▶ **WHAT YOU NEED TO DO**
Where the line holding "Type out the text in this image." appears, start copying, and continue exactly through the last line of the listing, skipping pictures.

▶ **RECORDS FOR PROCESSING**
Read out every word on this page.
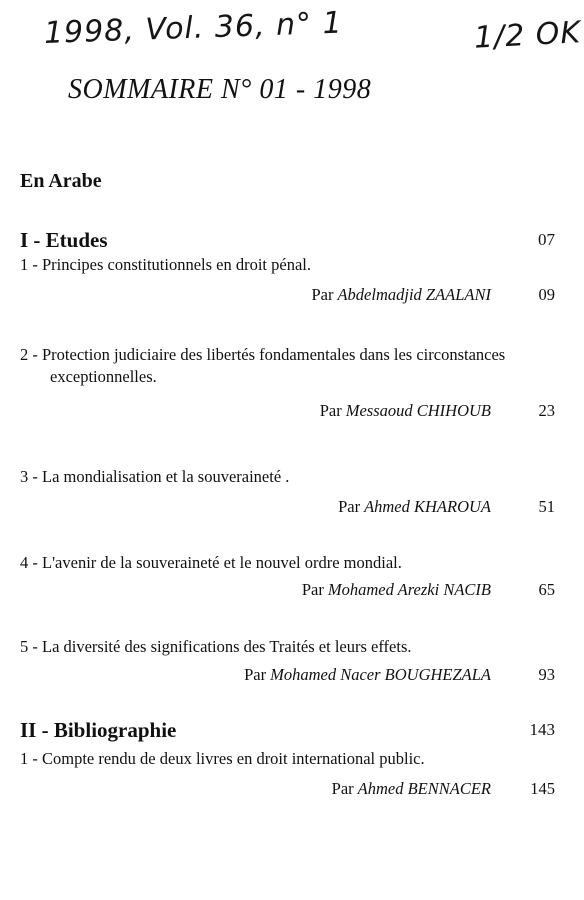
1998, Vol. 36, n° 1	1/2 OK
SOMMAIRE N° 01 - 1998
En Arabe
I - Etudes	07
1 - Principes constitutionnels en droit pénal.
Par Abdelmadjid ZAALANI	09
2 - Protection judiciaire des libertés fondamentales dans les circonstances exceptionnelles.
Par Messaoud CHIHOUB	23
3 - La mondialisation et la souveraineté .
Par Ahmed KHAROUA	51
4 - L'avenir de la souveraineté et le nouvel ordre mondial.
Par Mohamed Arezki NACIB	65
5 - La diversité des significations des Traités et leurs effets.
Par Mohamed Nacer BOUGHEZALA	93
II - Bibliographie	143
1 - Compte rendu de deux livres en droit international public.
Par Ahmed BENNACER 145
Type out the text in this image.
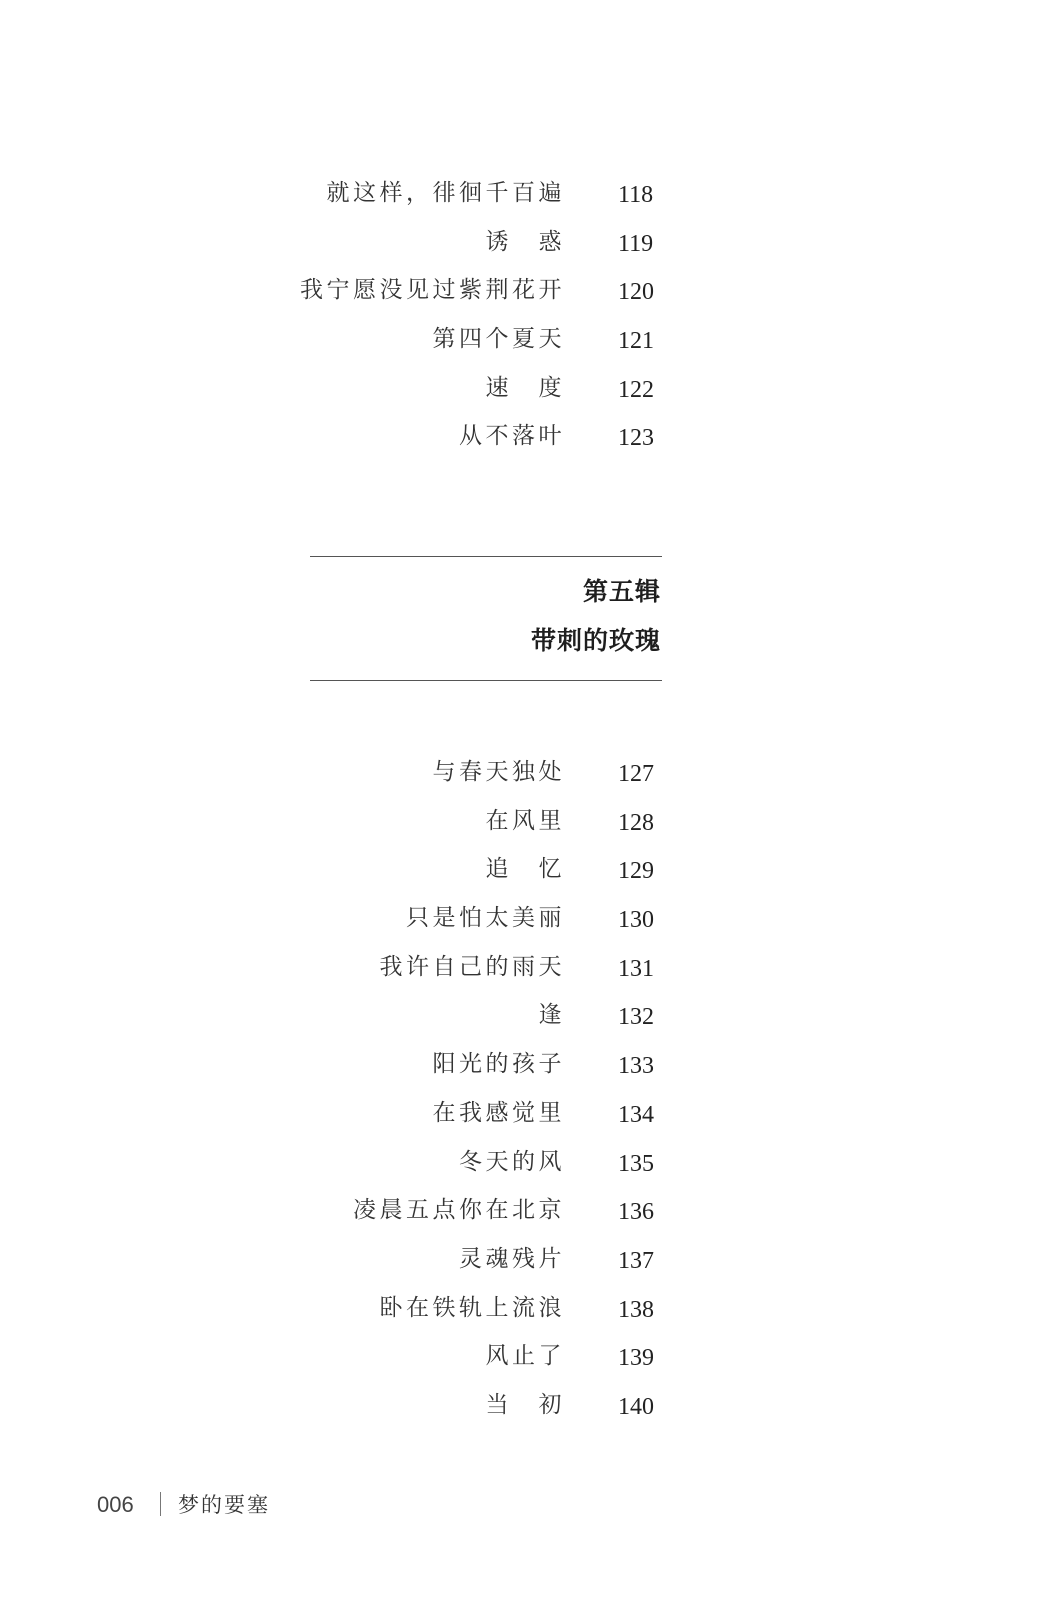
就这样，徘徊千百遍 118
诱　惑 119
我宁愿没见过紫荆花开 120
第四个夏天 121
速　度 122
从不落叶 123
第五辑
带刺的玫瑰
与春天独处 127
在风里 128
追　忆 129
只是怕太美丽 130
我许自己的雨天 131
逢 132
阳光的孩子 133
在我感觉里 134
冬天的风 135
凌晨五点你在北京 136
灵魂残片 137
卧在铁轨上流浪 138
风止了 139
当　初 140
006 梦的要塞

▶ **TASK RESPONSE**
Type out the text in this image.
就这样，徘徊千百遍 118
诱　惑 119
我宁愿没见过紫荆花开 120
第四个夏天 121
速　度 122
从不落叶 123
第五辑
带刺的玫瑰
与春天独处 127
在风里 128
追　忆 129
只是怕太美丽 130
我许自己的雨天 131
逢 132
阳光的孩子 133
在我感觉里 134
冬天的风 135
凌晨五点你在北京 136
灵魂残片 137
卧在铁轨上流浪 138
风止了 139
当　初 140
006 梦的要塞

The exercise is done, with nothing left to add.